[Figure contents as structured data]
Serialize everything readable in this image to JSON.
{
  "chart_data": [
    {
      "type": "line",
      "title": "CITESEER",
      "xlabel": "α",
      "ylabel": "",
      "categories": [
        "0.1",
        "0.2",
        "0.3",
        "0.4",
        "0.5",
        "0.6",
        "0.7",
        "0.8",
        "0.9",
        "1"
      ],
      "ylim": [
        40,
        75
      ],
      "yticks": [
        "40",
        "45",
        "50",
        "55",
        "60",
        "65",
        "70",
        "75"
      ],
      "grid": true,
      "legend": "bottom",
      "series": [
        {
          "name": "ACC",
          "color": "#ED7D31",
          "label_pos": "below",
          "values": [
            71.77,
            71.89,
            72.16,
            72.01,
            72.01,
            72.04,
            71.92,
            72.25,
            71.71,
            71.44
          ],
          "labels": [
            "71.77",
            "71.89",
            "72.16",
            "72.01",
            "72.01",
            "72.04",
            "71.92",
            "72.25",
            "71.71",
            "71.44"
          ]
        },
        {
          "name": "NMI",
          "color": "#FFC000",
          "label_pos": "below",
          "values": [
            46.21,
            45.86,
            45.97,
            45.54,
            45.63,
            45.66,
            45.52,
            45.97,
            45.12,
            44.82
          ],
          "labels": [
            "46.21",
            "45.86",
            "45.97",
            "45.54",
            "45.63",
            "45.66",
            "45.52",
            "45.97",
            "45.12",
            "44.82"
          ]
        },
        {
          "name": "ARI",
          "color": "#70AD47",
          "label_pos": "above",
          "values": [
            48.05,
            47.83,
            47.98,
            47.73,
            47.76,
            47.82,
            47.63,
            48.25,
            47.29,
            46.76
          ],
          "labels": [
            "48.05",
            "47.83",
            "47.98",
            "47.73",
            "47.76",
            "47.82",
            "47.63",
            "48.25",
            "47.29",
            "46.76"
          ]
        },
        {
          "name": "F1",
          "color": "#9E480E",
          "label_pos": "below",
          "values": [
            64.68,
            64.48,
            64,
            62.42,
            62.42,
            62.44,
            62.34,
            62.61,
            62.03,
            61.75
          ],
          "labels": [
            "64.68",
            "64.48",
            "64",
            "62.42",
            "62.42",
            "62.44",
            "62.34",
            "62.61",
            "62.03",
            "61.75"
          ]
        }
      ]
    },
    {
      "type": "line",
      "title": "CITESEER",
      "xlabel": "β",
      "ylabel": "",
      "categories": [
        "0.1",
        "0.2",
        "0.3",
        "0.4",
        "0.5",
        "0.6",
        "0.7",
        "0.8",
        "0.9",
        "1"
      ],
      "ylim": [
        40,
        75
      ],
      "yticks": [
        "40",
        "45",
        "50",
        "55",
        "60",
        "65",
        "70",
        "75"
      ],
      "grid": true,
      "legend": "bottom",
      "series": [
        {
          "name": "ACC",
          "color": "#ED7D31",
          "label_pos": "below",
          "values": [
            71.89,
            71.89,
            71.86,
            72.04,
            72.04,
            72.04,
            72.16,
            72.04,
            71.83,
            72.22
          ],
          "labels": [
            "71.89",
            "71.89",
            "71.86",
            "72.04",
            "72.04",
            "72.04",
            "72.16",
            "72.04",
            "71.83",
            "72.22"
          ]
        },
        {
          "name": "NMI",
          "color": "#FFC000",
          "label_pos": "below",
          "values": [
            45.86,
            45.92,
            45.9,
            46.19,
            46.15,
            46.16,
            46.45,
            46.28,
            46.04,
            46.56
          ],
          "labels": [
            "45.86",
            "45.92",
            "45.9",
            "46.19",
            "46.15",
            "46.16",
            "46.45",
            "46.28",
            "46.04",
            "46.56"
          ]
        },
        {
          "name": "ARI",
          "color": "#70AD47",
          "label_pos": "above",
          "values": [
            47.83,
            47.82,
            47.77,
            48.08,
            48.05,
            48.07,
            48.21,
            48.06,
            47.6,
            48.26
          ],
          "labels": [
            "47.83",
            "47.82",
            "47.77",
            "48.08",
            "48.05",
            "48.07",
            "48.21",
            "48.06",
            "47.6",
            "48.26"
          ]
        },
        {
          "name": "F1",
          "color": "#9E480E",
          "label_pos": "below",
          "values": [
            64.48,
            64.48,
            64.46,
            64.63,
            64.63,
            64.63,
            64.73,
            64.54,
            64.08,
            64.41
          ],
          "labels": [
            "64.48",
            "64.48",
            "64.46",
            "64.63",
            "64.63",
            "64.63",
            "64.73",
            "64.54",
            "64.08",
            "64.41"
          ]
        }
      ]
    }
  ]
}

● **TASK GOAL**
Exactly reproduce the material above.

● **SOLUTION TO THIS EXERCISE**
Serialize everything readable in this image to JSON.
{
  "chart_data": [
    {
      "type": "line",
      "title": "CITESEER",
      "xlabel": "α",
      "ylabel": "",
      "categories": [
        "0.1",
        "0.2",
        "0.3",
        "0.4",
        "0.5",
        "0.6",
        "0.7",
        "0.8",
        "0.9",
        "1"
      ],
      "ylim": [
        40,
        75
      ],
      "yticks": [
        "40",
        "45",
        "50",
        "55",
        "60",
        "65",
        "70",
        "75"
      ],
      "grid": true,
      "legend": "bottom",
      "series": [
        {
          "name": "ACC",
          "color": "#ED7D31",
          "label_pos": "below",
          "values": [
            71.77,
            71.89,
            72.16,
            72.01,
            72.01,
            72.04,
            71.92,
            72.25,
            71.71,
            71.44
          ],
          "labels": [
            "71.77",
            "71.89",
            "72.16",
            "72.01",
            "72.01",
            "72.04",
            "71.92",
            "72.25",
            "71.71",
            "71.44"
          ]
        },
        {
          "name": "NMI",
          "color": "#FFC000",
          "label_pos": "below",
          "values": [
            46.21,
            45.86,
            45.97,
            45.54,
            45.63,
            45.66,
            45.52,
            45.97,
            45.12,
            44.82
          ],
          "labels": [
            "46.21",
            "45.86",
            "45.97",
            "45.54",
            "45.63",
            "45.66",
            "45.52",
            "45.97",
            "45.12",
            "44.82"
          ]
        },
        {
          "name": "ARI",
          "color": "#70AD47",
          "label_pos": "above",
          "values": [
            48.05,
            47.83,
            47.98,
            47.73,
            47.76,
            47.82,
            47.63,
            48.25,
            47.29,
            46.76
          ],
          "labels": [
            "48.05",
            "47.83",
            "47.98",
            "47.73",
            "47.76",
            "47.82",
            "47.63",
            "48.25",
            "47.29",
            "46.76"
          ]
        },
        {
          "name": "F1",
          "color": "#9E480E",
          "label_pos": "below",
          "values": [
            64.68,
            64.48,
            64,
            62.42,
            62.42,
            62.44,
            62.34,
            62.61,
            62.03,
            61.75
          ],
          "labels": [
            "64.68",
            "64.48",
            "64",
            "62.42",
            "62.42",
            "62.44",
            "62.34",
            "62.61",
            "62.03",
            "61.75"
          ]
        }
      ]
    },
    {
      "type": "line",
      "title": "CITESEER",
      "xlabel": "β",
      "ylabel": "",
      "categories": [
        "0.1",
        "0.2",
        "0.3",
        "0.4",
        "0.5",
        "0.6",
        "0.7",
        "0.8",
        "0.9",
        "1"
      ],
      "ylim": [
        40,
        75
      ],
      "yticks": [
        "40",
        "45",
        "50",
        "55",
        "60",
        "65",
        "70",
        "75"
      ],
      "grid": true,
      "legend": "bottom",
      "series": [
        {
          "name": "ACC",
          "color": "#ED7D31",
          "label_pos": "below",
          "values": [
            71.89,
            71.89,
            71.86,
            72.04,
            72.04,
            72.04,
            72.16,
            72.04,
            71.83,
            72.22
          ],
          "labels": [
            "71.89",
            "71.89",
            "71.86",
            "72.04",
            "72.04",
            "72.04",
            "72.16",
            "72.04",
            "71.83",
            "72.22"
          ]
        },
        {
          "name": "NMI",
          "color": "#FFC000",
          "label_pos": "below",
          "values": [
            45.86,
            45.92,
            45.9,
            46.19,
            46.15,
            46.16,
            46.45,
            46.28,
            46.04,
            46.56
          ],
          "labels": [
            "45.86",
            "45.92",
            "45.9",
            "46.19",
            "46.15",
            "46.16",
            "46.45",
            "46.28",
            "46.04",
            "46.56"
          ]
        },
        {
          "name": "ARI",
          "color": "#70AD47",
          "label_pos": "above",
          "values": [
            47.83,
            47.82,
            47.77,
            48.08,
            48.05,
            48.07,
            48.21,
            48.06,
            47.6,
            48.26
          ],
          "labels": [
            "47.83",
            "47.82",
            "47.77",
            "48.08",
            "48.05",
            "48.07",
            "48.21",
            "48.06",
            "47.6",
            "48.26"
          ]
        },
        {
          "name": "F1",
          "color": "#9E480E",
          "label_pos": "below",
          "values": [
            64.48,
            64.48,
            64.46,
            64.63,
            64.63,
            64.63,
            64.73,
            64.54,
            64.08,
            64.41
          ],
          "labels": [
            "64.48",
            "64.48",
            "64.46",
            "64.63",
            "64.63",
            "64.63",
            "64.73",
            "64.54",
            "64.08",
            "64.41"
          ]
        }
      ]
    }
  ]
}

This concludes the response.